## [MATERIAL FOR THIS TASK]

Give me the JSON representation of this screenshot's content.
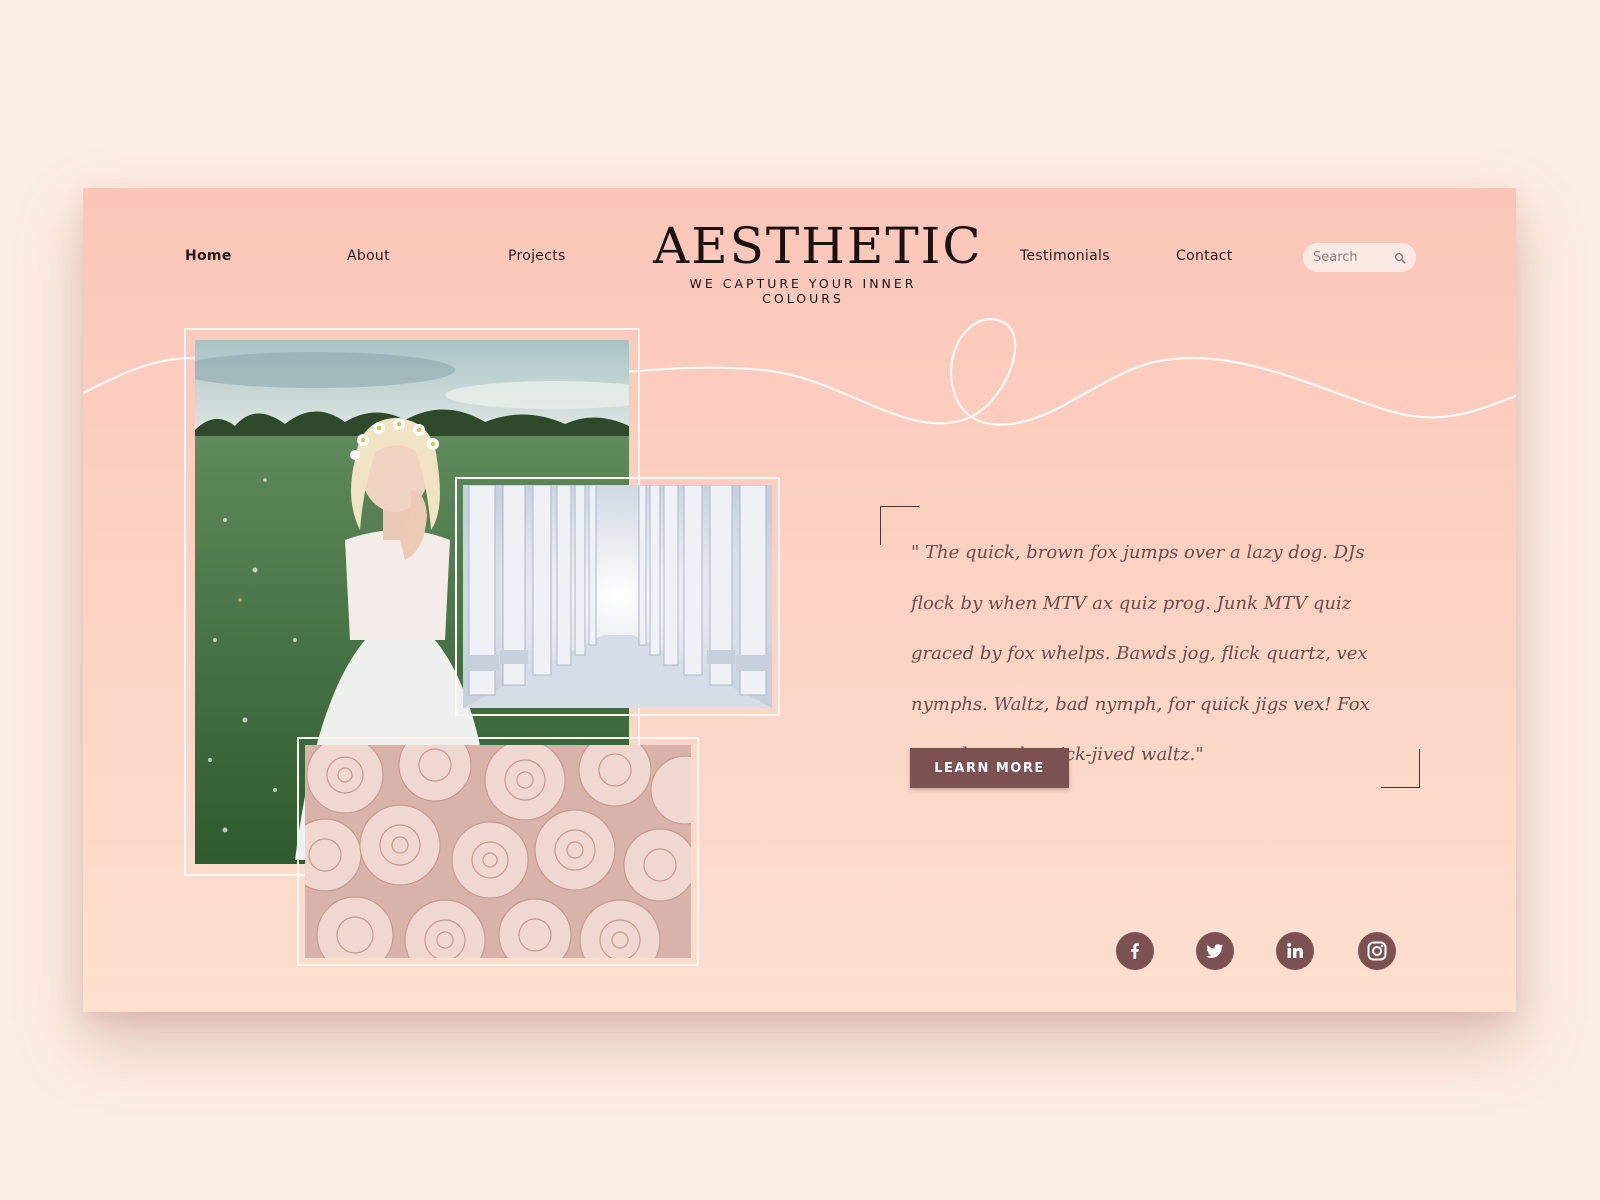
{
  "nav": {
    "left": [
      {
        "label": "Home",
        "active": true
      },
      {
        "label": "About"
      },
      {
        "label": "Projects"
      }
    ],
    "right": [
      {
        "label": "Testimonials"
      },
      {
        "label": "Contact"
      }
    ]
  },
  "logo": {
    "title": "AESTHETIC",
    "tagline": "WE CAPTURE YOUR INNER COLOURS"
  },
  "search": {
    "placeholder": "Search",
    "icon": "search-icon"
  },
  "quote": {
    "text": "\" The quick, brown fox jumps over a lazy dog. DJs flock by when MTV ax quiz prog. Junk MTV quiz graced by fox whelps. Bawds jog, flick quartz, vex nymphs. Waltz, bad nymph, for quick jigs vex! Fox nymphs grab quick-jived waltz.\""
  },
  "cta": {
    "label": "LEARN MORE"
  },
  "social": [
    {
      "name": "facebook-icon"
    },
    {
      "name": "twitter-icon"
    },
    {
      "name": "linkedin-icon"
    },
    {
      "name": "instagram-icon"
    }
  ],
  "colors": {
    "background": "#fdeee3",
    "card_top": "#fbc6b9",
    "card_bottom": "#fde0d0",
    "accent": "#7b5152",
    "text_dark": "#1a1111"
  }
}
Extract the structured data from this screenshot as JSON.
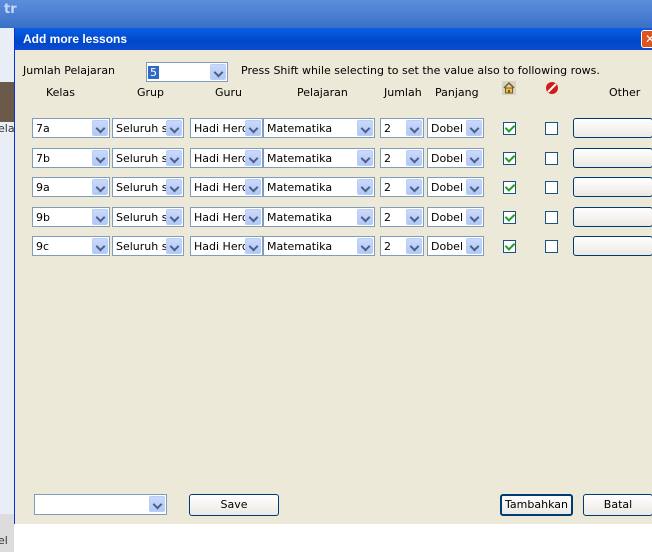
{
  "dialog": {
    "title": "Add more lessons",
    "close_glyph": "✕",
    "count_label": "Jumlah Pelajaran",
    "count_value": "5",
    "hint": "Press Shift while selecting to set the value also to following rows."
  },
  "headers": {
    "kelas": "Kelas",
    "grup": "Grup",
    "guru": "Guru",
    "pelajaran": "Pelajaran",
    "jumlah": "Jumlah",
    "panjang": "Panjang",
    "home_icon": "home-icon",
    "stop_icon": "stop-icon",
    "other": "Other"
  },
  "rows": [
    {
      "kelas": "7a",
      "grup": "Seluruh si",
      "guru": "Hadi Herdi",
      "pelajaran": "Matematika",
      "jumlah": "2",
      "panjang": "Dobel",
      "home": true,
      "stop": false
    },
    {
      "kelas": "7b",
      "grup": "Seluruh si",
      "guru": "Hadi Herdi",
      "pelajaran": "Matematika",
      "jumlah": "2",
      "panjang": "Dobel",
      "home": true,
      "stop": false
    },
    {
      "kelas": "9a",
      "grup": "Seluruh si",
      "guru": "Hadi Herdi",
      "pelajaran": "Matematika",
      "jumlah": "2",
      "panjang": "Dobel",
      "home": true,
      "stop": false
    },
    {
      "kelas": "9b",
      "grup": "Seluruh si",
      "guru": "Hadi Herdi",
      "pelajaran": "Matematika",
      "jumlah": "2",
      "panjang": "Dobel",
      "home": true,
      "stop": false
    },
    {
      "kelas": "9c",
      "grup": "Seluruh si",
      "guru": "Hadi Herdi",
      "pelajaran": "Matematika",
      "jumlah": "2",
      "panjang": "Dobel",
      "home": true,
      "stop": false
    }
  ],
  "footer": {
    "preset_value": "",
    "save": "Save",
    "add": "Tambahkan",
    "cancel": "Batal"
  },
  "background": {
    "left_text_top": "ela",
    "left_text_bottom": "el"
  },
  "colors": {
    "titlebar": "#0a5fe6",
    "dialog_bg": "#ece9d8",
    "close": "#e0531f",
    "check": "#21a121"
  }
}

## [WHAT THE EXERCISE ASKS]
Take the records above and transcribe them exactly, dropping every picture.

## [FULL ANSWER]
Give me the JSON representation of this screenshot's content.
{
  "nav": {
    "left": [
      {
        "label": "Home",
        "active": true
      },
      {
        "label": "About"
      },
      {
        "label": "Projects"
      }
    ],
    "right": [
      {
        "label": "Testimonials"
      },
      {
        "label": "Contact"
      }
    ]
  },
  "logo": {
    "title": "AESTHETIC",
    "tagline": "WE CAPTURE YOUR INNER COLOURS"
  },
  "search": {
    "placeholder": "Search",
    "icon": "search-icon"
  },
  "quote": {
    "text": "\" The quick, brown fox jumps over a lazy dog. DJs flock by when MTV ax quiz prog. Junk MTV quiz graced by fox whelps. Bawds jog, flick quartz, vex nymphs. Waltz, bad nymph, for quick jigs vex! Fox nymphs grab quick-jived waltz.\""
  },
  "cta": {
    "label": "LEARN MORE"
  },
  "social": [
    {
      "name": "facebook-icon"
    },
    {
      "name": "twitter-icon"
    },
    {
      "name": "linkedin-icon"
    },
    {
      "name": "instagram-icon"
    }
  ],
  "colors": {
    "background": "#fdeee3",
    "card_top": "#fbc6b9",
    "card_bottom": "#fde0d0",
    "accent": "#7b5152",
    "text_dark": "#1a1111"
  }
}
Extract the structured data from this screenshot as JSON.
{
  "dialog": {
    "title": "Add more lessons",
    "close_glyph": "✕",
    "count_label": "Jumlah Pelajaran",
    "count_value": "5",
    "hint": "Press Shift while selecting to set the value also to following rows."
  },
  "headers": {
    "kelas": "Kelas",
    "grup": "Grup",
    "guru": "Guru",
    "pelajaran": "Pelajaran",
    "jumlah": "Jumlah",
    "panjang": "Panjang",
    "home_icon": "home-icon",
    "stop_icon": "stop-icon",
    "other": "Other"
  },
  "rows": [
    {
      "kelas": "7a",
      "grup": "Seluruh si",
      "guru": "Hadi Herdi",
      "pelajaran": "Matematika",
      "jumlah": "2",
      "panjang": "Dobel",
      "home": true,
      "stop": false
    },
    {
      "kelas": "7b",
      "grup": "Seluruh si",
      "guru": "Hadi Herdi",
      "pelajaran": "Matematika",
      "jumlah": "2",
      "panjang": "Dobel",
      "home": true,
      "stop": false
    },
    {
      "kelas": "9a",
      "grup": "Seluruh si",
      "guru": "Hadi Herdi",
      "pelajaran": "Matematika",
      "jumlah": "2",
      "panjang": "Dobel",
      "home": true,
      "stop": false
    },
    {
      "kelas": "9b",
      "grup": "Seluruh si",
      "guru": "Hadi Herdi",
      "pelajaran": "Matematika",
      "jumlah": "2",
      "panjang": "Dobel",
      "home": true,
      "stop": false
    },
    {
      "kelas": "9c",
      "grup": "Seluruh si",
      "guru": "Hadi Herdi",
      "pelajaran": "Matematika",
      "jumlah": "2",
      "panjang": "Dobel",
      "home": true,
      "stop": false
    }
  ],
  "footer": {
    "preset_value": "",
    "save": "Save",
    "add": "Tambahkan",
    "cancel": "Batal"
  },
  "background": {
    "left_text_top": "ela",
    "left_text_bottom": "el"
  },
  "colors": {
    "titlebar": "#0a5fe6",
    "dialog_bg": "#ece9d8",
    "close": "#e0531f",
    "check": "#21a121"
  }
}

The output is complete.